* [WRITTEN REQUEST] Write out the data below in full, unchanged, minus the images.

Entries taken from a collection:
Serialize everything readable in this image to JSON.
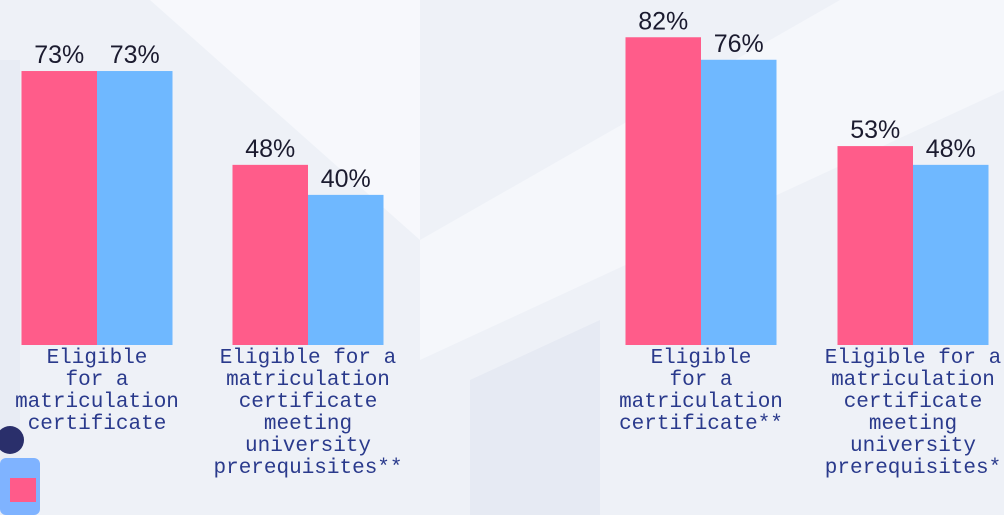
{
  "chart_data": [
    {
      "type": "bar",
      "categories": [
        "Eligible\nfor a\nmatriculation\ncertificate",
        "Eligible for a\nmatriculation\ncertificate\nmeeting\nuniversity\nprerequisites**"
      ],
      "series": [
        {
          "color": "#ff5c8a",
          "values": [
            73,
            48
          ],
          "value_labels": [
            "73%",
            "48%"
          ]
        },
        {
          "color": "#6fb8ff",
          "values": [
            73,
            40
          ],
          "value_labels": [
            "73%",
            "40%"
          ]
        }
      ]
    },
    {
      "type": "bar",
      "categories": [
        "Eligible\nfor a\nmatriculation\ncertificate**",
        "Eligible for a\nmatriculation\ncertificate\nmeeting\nuniversity\nprerequisites*"
      ],
      "series": [
        {
          "color": "#ff5c8a",
          "values": [
            82,
            53
          ],
          "value_labels": [
            "82%",
            "53%"
          ]
        },
        {
          "color": "#6fb8ff",
          "values": [
            76,
            48
          ],
          "value_labels": [
            "76%",
            "48%"
          ]
        }
      ]
    }
  ]
}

* [RESULT]
Serialize everything readable in this image to JSON.
{
  "chart_data": [
    {
      "type": "bar",
      "categories": [
        "Eligible\nfor a\nmatriculation\ncertificate",
        "Eligible for a\nmatriculation\ncertificate\nmeeting\nuniversity\nprerequisites**"
      ],
      "series": [
        {
          "color": "#ff5c8a",
          "values": [
            73,
            48
          ],
          "value_labels": [
            "73%",
            "48%"
          ]
        },
        {
          "color": "#6fb8ff",
          "values": [
            73,
            40
          ],
          "value_labels": [
            "73%",
            "40%"
          ]
        }
      ]
    },
    {
      "type": "bar",
      "categories": [
        "Eligible\nfor a\nmatriculation\ncertificate**",
        "Eligible for a\nmatriculation\ncertificate\nmeeting\nuniversity\nprerequisites*"
      ],
      "series": [
        {
          "color": "#ff5c8a",
          "values": [
            82,
            53
          ],
          "value_labels": [
            "82%",
            "53%"
          ]
        },
        {
          "color": "#6fb8ff",
          "values": [
            76,
            48
          ],
          "value_labels": [
            "76%",
            "48%"
          ]
        }
      ]
    }
  ]
}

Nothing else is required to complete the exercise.